• Job: Omit all images. Transcribe the rest of the material below exactly.

::: Material for the task :::

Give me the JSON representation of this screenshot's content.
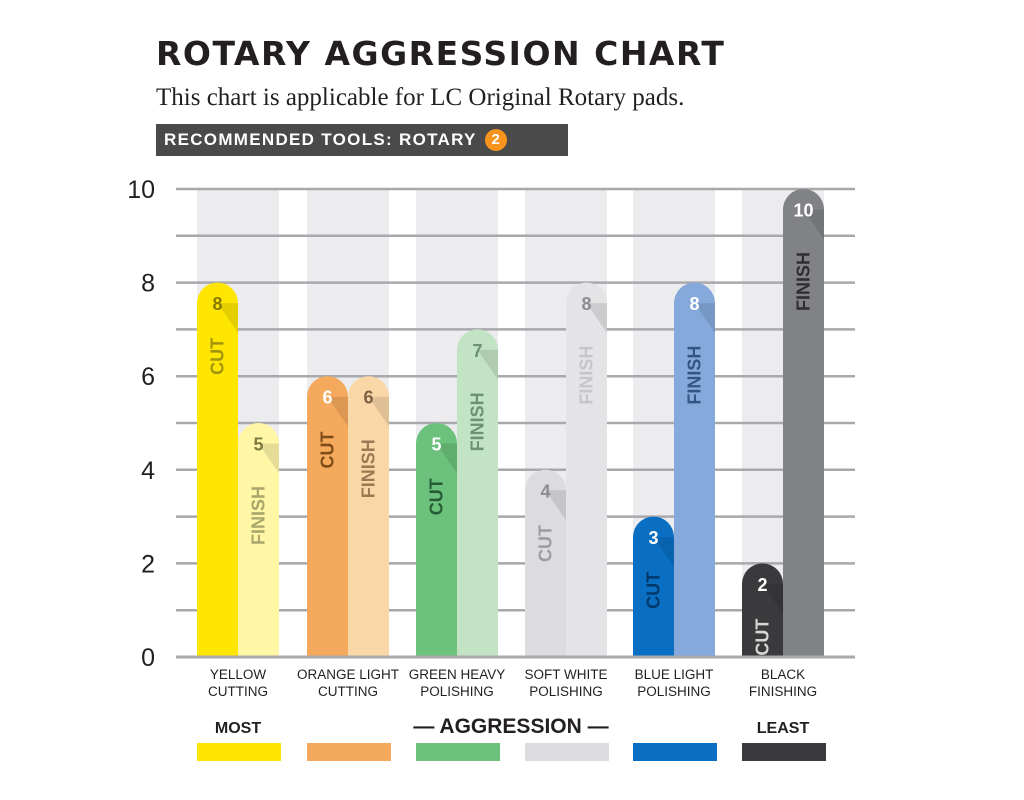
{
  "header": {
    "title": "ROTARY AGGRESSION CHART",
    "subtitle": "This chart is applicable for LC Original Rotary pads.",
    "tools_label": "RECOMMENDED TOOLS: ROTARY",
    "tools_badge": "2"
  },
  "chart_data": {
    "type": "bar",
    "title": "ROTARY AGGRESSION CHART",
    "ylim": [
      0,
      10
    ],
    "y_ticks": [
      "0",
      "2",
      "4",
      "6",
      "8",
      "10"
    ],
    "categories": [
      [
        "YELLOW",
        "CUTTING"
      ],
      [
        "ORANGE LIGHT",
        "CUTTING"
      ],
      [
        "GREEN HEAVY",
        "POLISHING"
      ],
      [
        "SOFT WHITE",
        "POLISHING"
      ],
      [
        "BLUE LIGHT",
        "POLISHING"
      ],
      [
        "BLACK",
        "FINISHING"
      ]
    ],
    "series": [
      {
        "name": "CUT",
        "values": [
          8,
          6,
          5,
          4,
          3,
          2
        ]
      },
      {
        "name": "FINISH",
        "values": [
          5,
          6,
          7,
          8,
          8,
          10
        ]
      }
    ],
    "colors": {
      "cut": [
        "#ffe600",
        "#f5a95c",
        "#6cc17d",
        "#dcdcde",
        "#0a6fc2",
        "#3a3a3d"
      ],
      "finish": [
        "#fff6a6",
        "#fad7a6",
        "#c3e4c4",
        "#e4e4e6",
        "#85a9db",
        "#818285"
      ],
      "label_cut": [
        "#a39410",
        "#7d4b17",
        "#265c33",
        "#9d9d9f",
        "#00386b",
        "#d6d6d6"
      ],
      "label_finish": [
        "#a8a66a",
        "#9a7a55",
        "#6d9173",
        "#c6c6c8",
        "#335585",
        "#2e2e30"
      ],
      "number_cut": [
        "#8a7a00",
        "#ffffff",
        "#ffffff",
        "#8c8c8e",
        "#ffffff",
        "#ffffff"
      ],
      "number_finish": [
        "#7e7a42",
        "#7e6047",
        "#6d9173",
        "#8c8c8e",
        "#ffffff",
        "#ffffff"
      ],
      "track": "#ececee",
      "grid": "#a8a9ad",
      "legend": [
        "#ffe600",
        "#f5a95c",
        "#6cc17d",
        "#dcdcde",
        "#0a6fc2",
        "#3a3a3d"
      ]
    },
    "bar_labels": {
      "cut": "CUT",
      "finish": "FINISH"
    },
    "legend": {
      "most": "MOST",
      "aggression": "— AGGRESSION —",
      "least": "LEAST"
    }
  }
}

:::

• Completed exercise:
Give me the JSON representation of this screenshot's content.
{
  "header": {
    "title": "ROTARY AGGRESSION CHART",
    "subtitle": "This chart is applicable for LC Original Rotary pads.",
    "tools_label": "RECOMMENDED TOOLS: ROTARY",
    "tools_badge": "2"
  },
  "chart_data": {
    "type": "bar",
    "title": "ROTARY AGGRESSION CHART",
    "ylim": [
      0,
      10
    ],
    "y_ticks": [
      "0",
      "2",
      "4",
      "6",
      "8",
      "10"
    ],
    "categories": [
      [
        "YELLOW",
        "CUTTING"
      ],
      [
        "ORANGE LIGHT",
        "CUTTING"
      ],
      [
        "GREEN HEAVY",
        "POLISHING"
      ],
      [
        "SOFT WHITE",
        "POLISHING"
      ],
      [
        "BLUE LIGHT",
        "POLISHING"
      ],
      [
        "BLACK",
        "FINISHING"
      ]
    ],
    "series": [
      {
        "name": "CUT",
        "values": [
          8,
          6,
          5,
          4,
          3,
          2
        ]
      },
      {
        "name": "FINISH",
        "values": [
          5,
          6,
          7,
          8,
          8,
          10
        ]
      }
    ],
    "colors": {
      "cut": [
        "#ffe600",
        "#f5a95c",
        "#6cc17d",
        "#dcdcde",
        "#0a6fc2",
        "#3a3a3d"
      ],
      "finish": [
        "#fff6a6",
        "#fad7a6",
        "#c3e4c4",
        "#e4e4e6",
        "#85a9db",
        "#818285"
      ],
      "label_cut": [
        "#a39410",
        "#7d4b17",
        "#265c33",
        "#9d9d9f",
        "#00386b",
        "#d6d6d6"
      ],
      "label_finish": [
        "#a8a66a",
        "#9a7a55",
        "#6d9173",
        "#c6c6c8",
        "#335585",
        "#2e2e30"
      ],
      "number_cut": [
        "#8a7a00",
        "#ffffff",
        "#ffffff",
        "#8c8c8e",
        "#ffffff",
        "#ffffff"
      ],
      "number_finish": [
        "#7e7a42",
        "#7e6047",
        "#6d9173",
        "#8c8c8e",
        "#ffffff",
        "#ffffff"
      ],
      "track": "#ececee",
      "grid": "#a8a9ad",
      "legend": [
        "#ffe600",
        "#f5a95c",
        "#6cc17d",
        "#dcdcde",
        "#0a6fc2",
        "#3a3a3d"
      ]
    },
    "bar_labels": {
      "cut": "CUT",
      "finish": "FINISH"
    },
    "legend": {
      "most": "MOST",
      "aggression": "— AGGRESSION —",
      "least": "LEAST"
    }
  }
}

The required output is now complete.